Data entries

################

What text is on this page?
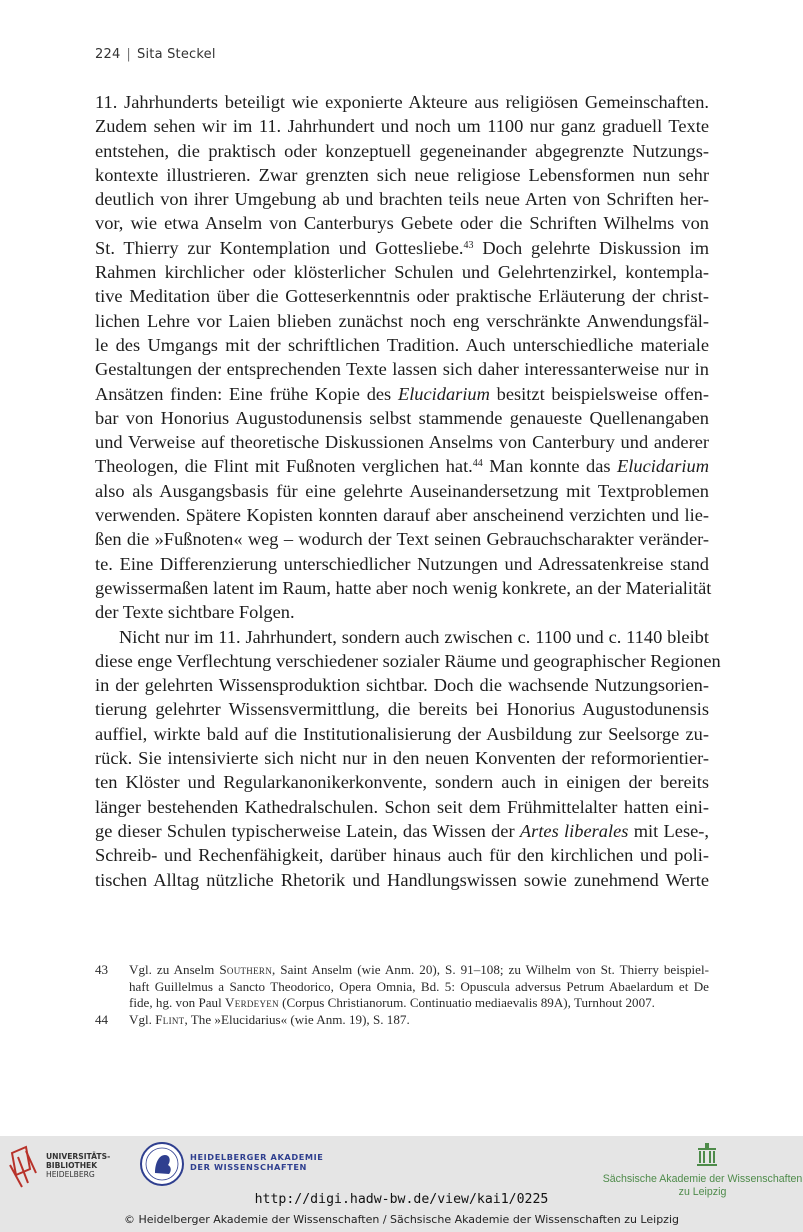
224 | Sita Steckel
11. Jahrhunderts beteiligt wie exponierte Akteure aus religiösen Gemeinschaften.
Zudem sehen wir im 11. Jahrhundert und noch um 1100 nur ganz graduell Texte
entstehen, die praktisch oder konzeptuell gegeneinander abgegrenzte Nutzungs-
kontexte illustrieren. Zwar grenzten sich neue religiose Lebensformen nun sehr
deutlich von ihrer Umgebung ab und brachten teils neue Arten von Schriften her-
vor, wie etwa Anselm von Canterburys Gebete oder die Schriften Wilhelms von
St. Thierry zur Kontemplation und Gottesliebe.$^{43}$ Doch gelehrte Diskussion im
Rahmen kirchlicher oder klösterlicher Schulen und Gelehrtenzirkel, kontempla-
tive Meditation über die Gotteserkenntnis oder praktische Erläuterung der christ-
lichen Lehre vor Laien blieben zunächst noch eng verschränkte Anwendungsfäl-
le des Umgangs mit der schriftlichen Tradition. Auch unterschiedliche materiale
Gestaltungen der entsprechenden Texte lassen sich daher interessanterweise nur in
Ansätzen finden: Eine frühe Kopie des Elucidarium besitzt beispielsweise offen-
bar von Honorius Augustodunensis selbst stammende genaueste Quellenangaben
und Verweise auf theoretische Diskussionen Anselms von Canterbury und anderer
Theologen, die Flint mit Fußnoten verglichen hat.$^{44}$ Man konnte das Elucidarium
also als Ausgangsbasis für eine gelehrte Auseinandersetzung mit Textproblemen
verwenden. Spätere Kopisten konnten darauf aber anscheinend verzichten und lie-
ßen die »Fußnoten« weg – wodurch der Text seinen Gebrauchscharakter veränder-
te. Eine Differenzierung unterschiedlicher Nutzungen und Adressatenkreise stand
gewissermaßen latent im Raum, hatte aber noch wenig konkrete, an der Materialität
der Texte sichtbare Folgen.
Nicht nur im 11. Jahrhundert, sondern auch zwischen c. 1100 und c. 1140 bleibt
diese enge Verflechtung verschiedener sozialer Räume und geographischer Regionen
in der gelehrten Wissensproduktion sichtbar. Doch die wachsende Nutzungsorien-
tierung gelehrter Wissensvermittlung, die bereits bei Honorius Augustodunensis
auffiel, wirkte bald auf die Institutionalisierung der Ausbildung zur Seelsorge zu-
rück. Sie intensivierte sich nicht nur in den neuen Konventen der reformorientier-
ten Klöster und Regularkanonikerkonvente, sondern auch in einigen der bereits
länger bestehenden Kathedralschulen. Schon seit dem Frühmittelalter hatten eini-
ge dieser Schulen typischerweise Latein, das Wissen der Artes liberales mit Lese-,
Schreib- und Rechenfähigkeit, darüber hinaus auch für den kirchlichen und poli-
tischen Alltag nützliche Rhetorik und Handlungswissen sowie zunehmend Werte
43 Vgl. zu Anselm Southern, Saint Anselm (wie Anm. 20), S. 91–108; zu Wilhelm von St. Thierry beispiel-
haft Guillelmus a Sancto Theodorico, Opera Omnia, Bd. 5: Opuscula adversus Petrum Abaelardum et De
fide, hg. von Paul Verdeyen (Corpus Christianorum. Continuatio mediaevalis 89A), Turnhout 2007.
44 Vgl. Flint, The »Elucidarius« (wie Anm. 19), S. 187.
UNIVERSITÄTS-
BIBLIOTHEK
HEIDELBERG
HEIDELBERGER AKADEMIE
DER WISSENSCHAFTEN
Sächsische Akademie der Wissenschaften
zu Leipzig
http://digi.hadw-bw.de/view/kai1/0225
© Heidelberger Akademie der Wissenschaften / Sächsische Akademie der Wissenschaften zu Leipzig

################

▸ WHAT IS EXPECTED: Work out how many lines in the entries hold the string "Flint". Your answer should consist solely of that number.

▸ FINAL ANSWER: 2